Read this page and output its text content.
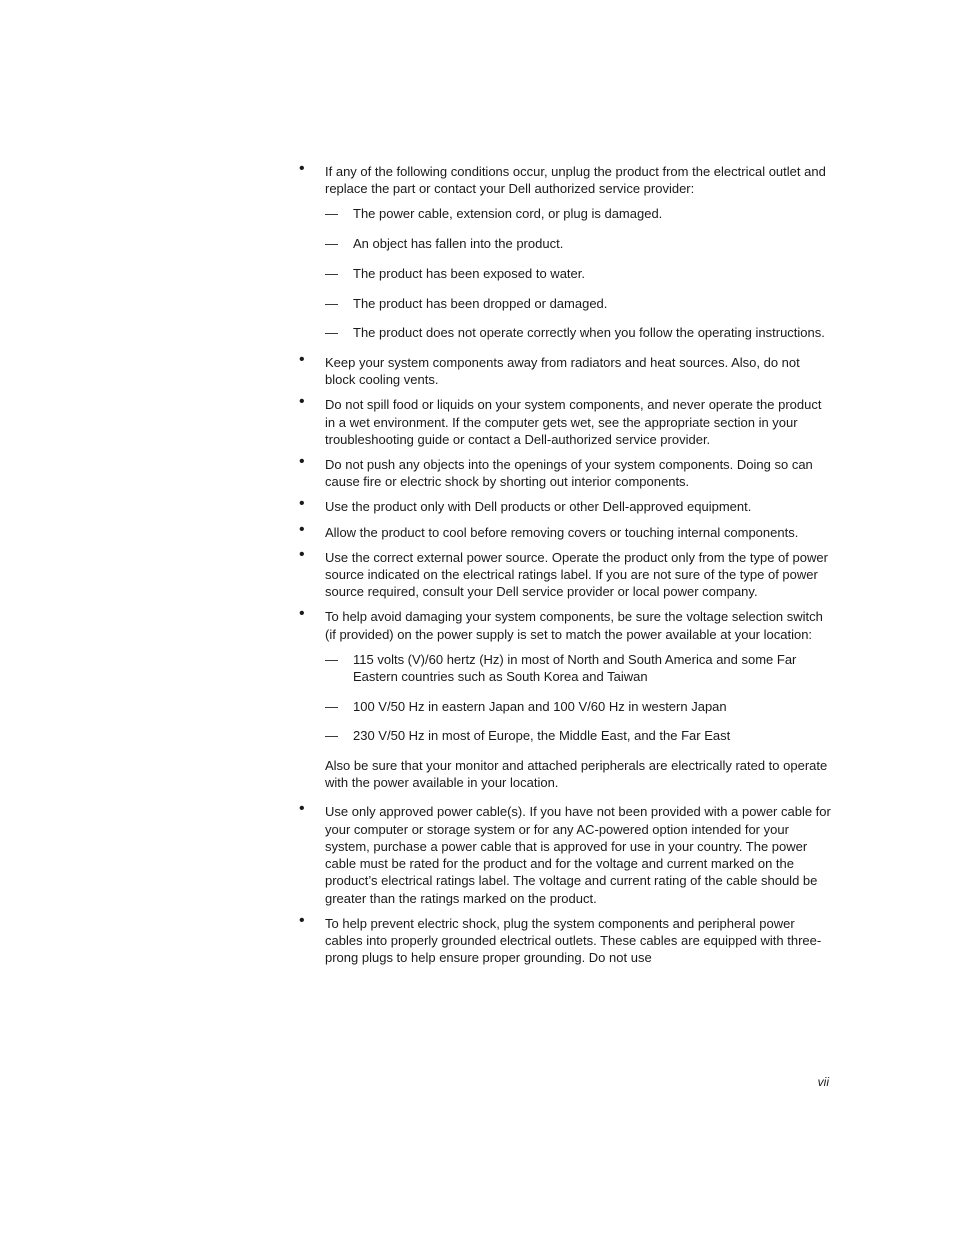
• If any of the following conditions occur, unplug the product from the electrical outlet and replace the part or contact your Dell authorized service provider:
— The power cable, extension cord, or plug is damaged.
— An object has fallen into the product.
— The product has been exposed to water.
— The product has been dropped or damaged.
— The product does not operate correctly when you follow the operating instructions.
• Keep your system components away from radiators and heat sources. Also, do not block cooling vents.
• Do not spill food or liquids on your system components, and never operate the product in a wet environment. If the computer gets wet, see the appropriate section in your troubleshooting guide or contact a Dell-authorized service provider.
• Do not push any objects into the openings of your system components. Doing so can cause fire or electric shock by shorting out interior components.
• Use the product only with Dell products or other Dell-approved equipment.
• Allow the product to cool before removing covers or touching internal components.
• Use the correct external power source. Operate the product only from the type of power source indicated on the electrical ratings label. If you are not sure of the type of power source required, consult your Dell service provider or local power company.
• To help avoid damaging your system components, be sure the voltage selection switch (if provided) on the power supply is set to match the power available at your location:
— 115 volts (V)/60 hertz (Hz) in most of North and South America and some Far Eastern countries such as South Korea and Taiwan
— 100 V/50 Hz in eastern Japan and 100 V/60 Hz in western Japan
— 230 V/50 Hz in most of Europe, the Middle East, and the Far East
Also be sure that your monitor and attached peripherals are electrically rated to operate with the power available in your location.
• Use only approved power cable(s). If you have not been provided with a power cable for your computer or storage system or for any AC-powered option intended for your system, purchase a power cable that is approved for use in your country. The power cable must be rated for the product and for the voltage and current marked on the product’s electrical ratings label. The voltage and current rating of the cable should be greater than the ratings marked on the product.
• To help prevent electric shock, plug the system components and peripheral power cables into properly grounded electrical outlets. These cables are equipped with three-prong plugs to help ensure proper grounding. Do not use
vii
────
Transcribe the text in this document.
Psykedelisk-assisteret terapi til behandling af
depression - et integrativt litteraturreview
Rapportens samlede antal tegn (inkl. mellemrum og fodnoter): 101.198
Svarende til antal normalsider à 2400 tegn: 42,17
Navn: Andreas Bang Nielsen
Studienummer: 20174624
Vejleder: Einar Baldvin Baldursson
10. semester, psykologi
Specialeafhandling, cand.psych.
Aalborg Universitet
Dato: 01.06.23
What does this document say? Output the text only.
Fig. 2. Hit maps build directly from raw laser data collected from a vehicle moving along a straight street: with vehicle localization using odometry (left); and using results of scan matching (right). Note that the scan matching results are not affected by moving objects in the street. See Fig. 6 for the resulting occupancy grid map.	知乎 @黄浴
────
◆ **Exercise**
Gather up the lines that contain the word "location".

◆ **Exercise answer**
• To help avoid damaging your system components, be sure the voltage selection switch (if provided) on the power supply is set to match the power available at your location:
Also be sure that your monitor and attached peripherals are electrically rated to operate with the power available in your location.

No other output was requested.